* [Directive]: Quote all entries exactly, leaving pictures aside.

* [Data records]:
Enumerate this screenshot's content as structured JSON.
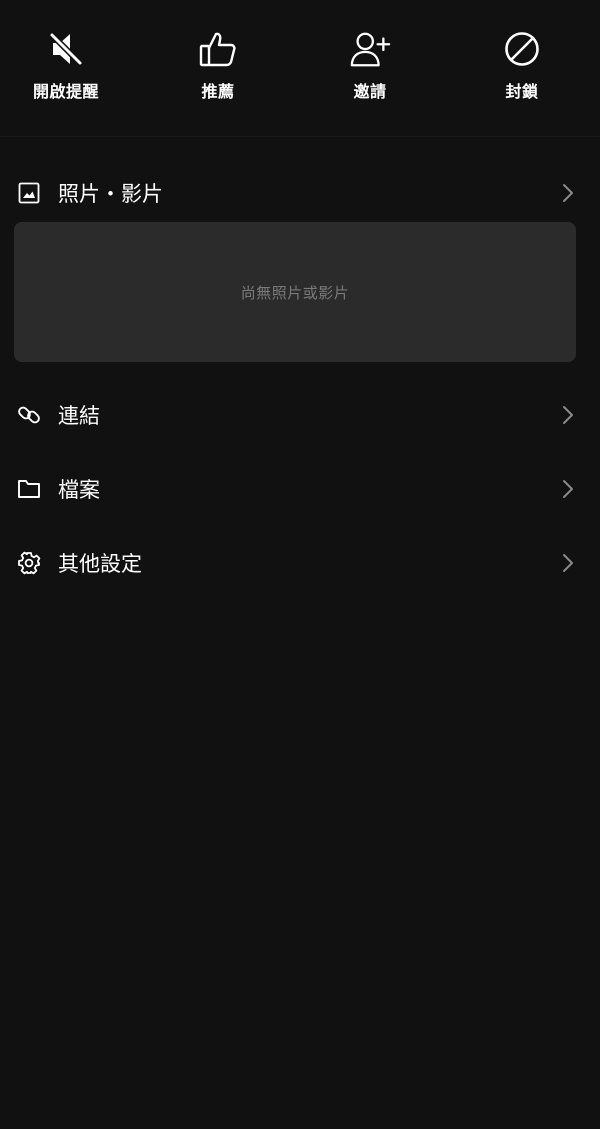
{
  "top_actions": [
    {
      "label": "開啟提醒",
      "icon": "speaker-muted-icon"
    },
    {
      "label": "推薦",
      "icon": "thumbs-up-icon"
    },
    {
      "label": "邀請",
      "icon": "add-user-icon"
    },
    {
      "label": "封鎖",
      "icon": "block-icon"
    }
  ],
  "sections": {
    "media": {
      "label": "照片・影片",
      "icon": "image-icon",
      "empty_text": "尚無照片或影片"
    },
    "links": {
      "label": "連結",
      "icon": "link-icon"
    },
    "files": {
      "label": "檔案",
      "icon": "folder-icon"
    },
    "settings": {
      "label": "其他設定",
      "icon": "gear-icon"
    }
  },
  "colors": {
    "background": "#111111",
    "panel": "#2b2b2b",
    "text": "#ffffff",
    "muted_text": "#7a7a7a",
    "chevron": "#8a8a8a"
  }
}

* [Solved exercise]:
Enumerate this screenshot's content as structured JSON.
{
  "top_actions": [
    {
      "label": "開啟提醒",
      "icon": "speaker-muted-icon"
    },
    {
      "label": "推薦",
      "icon": "thumbs-up-icon"
    },
    {
      "label": "邀請",
      "icon": "add-user-icon"
    },
    {
      "label": "封鎖",
      "icon": "block-icon"
    }
  ],
  "sections": {
    "media": {
      "label": "照片・影片",
      "icon": "image-icon",
      "empty_text": "尚無照片或影片"
    },
    "links": {
      "label": "連結",
      "icon": "link-icon"
    },
    "files": {
      "label": "檔案",
      "icon": "folder-icon"
    },
    "settings": {
      "label": "其他設定",
      "icon": "gear-icon"
    }
  },
  "colors": {
    "background": "#111111",
    "panel": "#2b2b2b",
    "text": "#ffffff",
    "muted_text": "#7a7a7a",
    "chevron": "#8a8a8a"
  }
}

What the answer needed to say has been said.